::: Textauszug :::

Reizthema Stromsteuer

Lediglich für das produzierende Gewerbe sowie für die Land- und Forstwirtschaft soll die Stromsteuer weiter nur 0,5 Cent je Kilowattstunde betragen. 80 Prozent der Betriebe und alle Bürger würden wie bisher 2,05 Cent bezahlen. Auch Lutz ist enttäuscht. Das Hin und Her erinnere ihn an die Ampel. IHK-Hauptgeschäftsführer Manfred Gößl sprach verärgert von einem „Wortbruch“: „Das zerstört Vertrauen.“ Die IHK bleibe am Thema dran und werde weiterhin eine niedrige Stromsteuer für die ganze Breite der Wirtschaft einfordern.

Danach bestimmte das steuerliche Investitionssofortprogramm und hier der „Investitionsbooster“ die Diskussion. Bei dem Gesamtpaket geht es laut Gößl um 48 Milliarden Euro, die größte Entlastung seit 2008. Der Investitionsbooster ermöglicht Abschreibungen für Ausrüstungsinvestitionen von bis zu 30 Prozent. Zumindest einen in der Vollversammlung hat das euphorisiert: Eduard Kastner versicherte, darauf hätten die Firmen seit Jahren gewartet. Er sagte für nächstes Jahr ein Wachstum von 1,5 Prozent voraus, so wie die meisten Wirtschaftsforscher auch.

Degressive Abschreibung ungenügend

Die anderen Wortmeldungen im Plenum fielen weit skeptischer aus. Gößl informierte, dass der Booster für Investitionen bis Ende 2027 befristet sei – und die degressive Abschreibung nur für Ausrüstungsinvestitionen, also „bewegliches Anlagevermögen“, gelte. Aber nur etwa 30 Prozent der Gesamtinvestitionen würden in Deutschland in Maschinen, Geräte, Fahrzeuge oder Betriebs- und Geschäftsausstattung gesteckt.

:::

__Zu erledigende Aufgaben__:
#1 Bis wann ist der Investitionsbooster laut Textauszug befristet?
#2 Stimmen diese Aussagen mit dem Textauszug überein? Antworte jeweils mit Ja oder Nein und zitiere die entscheidenden Worte.
(a) Für alle Bürger soll die Stromsteuer auf 0,5 Cent je Kilowattstunde sinken.
(b) Beim Gesamtpaket geht es laut Gößl um 48 Milliarden Euro.
(c) Eduard Kastner sagte für nächstes Jahr ein Wachstum von 3 Prozent voraus.
Die Einträge stehen in keinem Zusammenhang mit dem Textauszug.

::: Vorliegende Einträge :::

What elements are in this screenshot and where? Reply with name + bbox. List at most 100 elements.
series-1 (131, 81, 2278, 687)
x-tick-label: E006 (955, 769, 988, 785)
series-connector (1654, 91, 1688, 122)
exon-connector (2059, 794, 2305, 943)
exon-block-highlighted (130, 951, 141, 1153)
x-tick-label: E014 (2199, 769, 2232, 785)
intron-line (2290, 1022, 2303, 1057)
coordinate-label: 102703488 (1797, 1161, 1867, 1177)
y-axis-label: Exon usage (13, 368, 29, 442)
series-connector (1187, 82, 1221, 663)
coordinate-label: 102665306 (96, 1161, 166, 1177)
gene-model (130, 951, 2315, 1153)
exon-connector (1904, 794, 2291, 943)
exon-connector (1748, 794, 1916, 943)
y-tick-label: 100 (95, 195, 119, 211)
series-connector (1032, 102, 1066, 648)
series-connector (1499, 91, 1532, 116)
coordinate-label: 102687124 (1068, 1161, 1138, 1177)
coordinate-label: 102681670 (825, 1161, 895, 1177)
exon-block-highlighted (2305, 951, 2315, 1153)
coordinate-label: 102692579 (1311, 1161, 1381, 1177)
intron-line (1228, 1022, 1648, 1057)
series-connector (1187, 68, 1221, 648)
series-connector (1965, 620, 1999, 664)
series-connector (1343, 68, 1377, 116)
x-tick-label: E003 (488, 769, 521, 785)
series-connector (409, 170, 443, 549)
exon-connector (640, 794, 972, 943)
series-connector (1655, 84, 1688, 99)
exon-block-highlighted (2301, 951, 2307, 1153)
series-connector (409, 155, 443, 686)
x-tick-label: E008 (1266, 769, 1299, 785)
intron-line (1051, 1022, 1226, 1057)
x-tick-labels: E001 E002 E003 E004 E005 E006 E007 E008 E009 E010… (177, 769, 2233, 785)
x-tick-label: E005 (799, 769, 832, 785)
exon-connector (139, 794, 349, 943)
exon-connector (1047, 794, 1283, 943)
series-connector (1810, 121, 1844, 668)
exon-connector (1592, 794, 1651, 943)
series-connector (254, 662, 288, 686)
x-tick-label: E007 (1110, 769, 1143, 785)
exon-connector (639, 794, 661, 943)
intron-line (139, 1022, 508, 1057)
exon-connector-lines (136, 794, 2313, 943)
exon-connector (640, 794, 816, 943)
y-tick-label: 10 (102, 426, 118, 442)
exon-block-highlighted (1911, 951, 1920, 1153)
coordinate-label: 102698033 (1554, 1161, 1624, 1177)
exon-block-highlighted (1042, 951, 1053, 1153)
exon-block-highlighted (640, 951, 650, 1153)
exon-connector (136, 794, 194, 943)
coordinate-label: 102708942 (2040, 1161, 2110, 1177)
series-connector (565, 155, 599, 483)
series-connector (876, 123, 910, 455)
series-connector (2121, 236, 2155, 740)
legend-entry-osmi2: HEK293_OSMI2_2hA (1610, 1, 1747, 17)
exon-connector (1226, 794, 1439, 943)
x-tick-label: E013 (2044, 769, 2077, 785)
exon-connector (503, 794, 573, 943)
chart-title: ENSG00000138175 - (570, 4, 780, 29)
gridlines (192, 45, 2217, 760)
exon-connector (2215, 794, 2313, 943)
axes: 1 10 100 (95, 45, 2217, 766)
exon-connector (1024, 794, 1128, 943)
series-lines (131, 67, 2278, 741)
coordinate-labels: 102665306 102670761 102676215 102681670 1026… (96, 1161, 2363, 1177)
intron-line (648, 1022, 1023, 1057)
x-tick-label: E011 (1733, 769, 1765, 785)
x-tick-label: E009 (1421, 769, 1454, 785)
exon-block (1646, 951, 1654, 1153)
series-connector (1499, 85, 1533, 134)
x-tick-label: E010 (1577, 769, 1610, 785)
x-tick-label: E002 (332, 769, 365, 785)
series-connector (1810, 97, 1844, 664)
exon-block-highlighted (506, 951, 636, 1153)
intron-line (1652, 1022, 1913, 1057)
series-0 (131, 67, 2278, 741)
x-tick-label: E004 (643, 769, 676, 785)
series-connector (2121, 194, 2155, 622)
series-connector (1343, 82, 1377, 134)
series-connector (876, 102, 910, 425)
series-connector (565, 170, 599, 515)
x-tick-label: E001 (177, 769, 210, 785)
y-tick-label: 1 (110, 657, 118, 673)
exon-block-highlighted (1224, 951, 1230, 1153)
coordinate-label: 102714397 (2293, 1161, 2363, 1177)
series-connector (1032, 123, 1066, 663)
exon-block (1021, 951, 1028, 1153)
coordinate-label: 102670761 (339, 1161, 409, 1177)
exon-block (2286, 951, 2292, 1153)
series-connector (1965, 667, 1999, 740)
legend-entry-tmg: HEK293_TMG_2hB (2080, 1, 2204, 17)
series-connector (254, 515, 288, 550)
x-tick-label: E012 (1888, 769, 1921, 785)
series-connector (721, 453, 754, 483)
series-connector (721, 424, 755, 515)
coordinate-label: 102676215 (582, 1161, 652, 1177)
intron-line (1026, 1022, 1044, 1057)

:::

__Lösungen__:
#1 Bis Ende 2027.

#2
(a) Nein: „80 Prozent der Betriebe und alle Bürger würden wie bisher 2,05 Cent bezahlen.“
(b) Ja: „Bei dem Gesamtpaket geht es laut Gößl um 48 Milliarden Euro“
(c) Nein: „Er sagte für nächstes Jahr ein Wachstum von 1,5 Prozent voraus“